§ **Recorded information**:
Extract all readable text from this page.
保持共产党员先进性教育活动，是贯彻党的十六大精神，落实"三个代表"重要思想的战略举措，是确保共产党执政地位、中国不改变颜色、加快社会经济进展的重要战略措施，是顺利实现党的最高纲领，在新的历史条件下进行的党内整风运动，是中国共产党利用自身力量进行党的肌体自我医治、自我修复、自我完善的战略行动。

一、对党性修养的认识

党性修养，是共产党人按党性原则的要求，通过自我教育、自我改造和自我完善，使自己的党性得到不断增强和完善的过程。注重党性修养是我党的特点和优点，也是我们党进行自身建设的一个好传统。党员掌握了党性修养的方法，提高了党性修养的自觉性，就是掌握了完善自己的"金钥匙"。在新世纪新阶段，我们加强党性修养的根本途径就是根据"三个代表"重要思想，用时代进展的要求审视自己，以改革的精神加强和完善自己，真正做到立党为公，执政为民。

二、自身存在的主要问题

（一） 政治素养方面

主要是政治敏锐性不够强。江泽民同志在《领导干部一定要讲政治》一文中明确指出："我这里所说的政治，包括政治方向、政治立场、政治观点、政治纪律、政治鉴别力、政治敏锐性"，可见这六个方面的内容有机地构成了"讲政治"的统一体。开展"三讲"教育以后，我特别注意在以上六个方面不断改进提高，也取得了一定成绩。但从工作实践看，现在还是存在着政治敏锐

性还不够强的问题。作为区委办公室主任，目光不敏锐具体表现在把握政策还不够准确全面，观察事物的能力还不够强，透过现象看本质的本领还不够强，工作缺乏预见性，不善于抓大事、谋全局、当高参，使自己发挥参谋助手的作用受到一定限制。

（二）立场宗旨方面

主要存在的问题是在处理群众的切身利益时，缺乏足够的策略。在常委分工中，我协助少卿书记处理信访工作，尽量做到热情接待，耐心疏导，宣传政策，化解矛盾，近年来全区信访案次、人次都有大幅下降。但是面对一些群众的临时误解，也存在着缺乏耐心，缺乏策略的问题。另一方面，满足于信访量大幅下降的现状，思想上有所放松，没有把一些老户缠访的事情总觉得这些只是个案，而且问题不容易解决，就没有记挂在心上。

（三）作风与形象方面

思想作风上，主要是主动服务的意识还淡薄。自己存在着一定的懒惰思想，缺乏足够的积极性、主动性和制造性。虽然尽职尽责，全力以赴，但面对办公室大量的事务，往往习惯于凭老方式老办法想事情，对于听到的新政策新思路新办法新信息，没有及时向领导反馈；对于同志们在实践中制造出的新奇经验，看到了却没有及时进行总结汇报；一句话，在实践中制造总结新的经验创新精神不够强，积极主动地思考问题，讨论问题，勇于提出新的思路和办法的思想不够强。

§ **Set exercise**: Extract each entry in full, exactly as given.

§ **Task output**:
Extract all readable text from this page.
保持共产党员先进性教育活动，是贯彻党的十六大精神，落实"三个代表"重要思想的战略举措，是确保共产党执政地位、中国不改变颜色、加快社会经济进展的重要战略措施，是顺利实现党的最高纲领，在新的历史条件下进行的党内整风运动，是中国共产党利用自身力量进行党的肌体自我医治、自我修复、自我完善的战略行动。

一、对党性修养的认识

党性修养，是共产党人按党性原则的要求，通过自我教育、自我改造和自我完善，使自己的党性得到不断增强和完善的过程。注重党性修养是我党的特点和优点，也是我们党进行自身建设的一个好传统。党员掌握了党性修养的方法，提高了党性修养的自觉性，就是掌握了完善自己的"金钥匙"。在新世纪新阶段，我们加强党性修养的根本途径就是根据"三个代表"重要思想，用时代进展的要求审视自己，以改革的精神加强和完善自己，真正做到立党为公，执政为民。

二、自身存在的主要问题

（一） 政治素养方面

主要是政治敏锐性不够强。江泽民同志在《领导干部一定要讲政治》一文中明确指出："我这里所说的政治，包括政治方向、政治立场、政治观点、政治纪律、政治鉴别力、政治敏锐性"，可见这六个方面的内容有机地构成了"讲政治"的统一体。开展"三讲"教育以后，我特别注意在以上六个方面不断改进提高，也取得了一定成绩。但从工作实践看，现在还是存在着政治敏锐

性还不够强的问题。作为区委办公室主任，目光不敏锐具体表现在把握政策还不够准确全面，观察事物的能力还不够强，透过现象看本质的本领还不够强，工作缺乏预见性，不善于抓大事、谋全局、当高参，使自己发挥参谋助手的作用受到一定限制。

（二）立场宗旨方面

主要存在的问题是在处理群众的切身利益时，缺乏足够的策略。在常委分工中，我协助少卿书记处理信访工作，尽量做到热情接待，耐心疏导，宣传政策，化解矛盾，近年来全区信访案次、人次都有大幅下降。但是面对一些群众的临时误解，也存在着缺乏耐心，缺乏策略的问题。另一方面，满足于信访量大幅下降的现状，思想上有所放松，没有把一些老户缠访的事情总觉得这些只是个案，而且问题不容易解决，就没有记挂在心上。

（三）作风与形象方面

思想作风上，主要是主动服务的意识还淡薄。自己存在着一定的懒惰思想，缺乏足够的积极性、主动性和制造性。虽然尽职尽责，全力以赴，但面对办公室大量的事务，往往习惯于凭老方式老办法想事情，对于听到的新政策新思路新办法新信息，没有及时向领导反馈；对于同志们在实践中制造出的新奇经验，看到了却没有及时进行总结汇报；一句话，在实践中制造总结新的经验创新精神不够强，积极主动地思考问题，讨论问题，勇于提出新的思路和办法的思想不够强。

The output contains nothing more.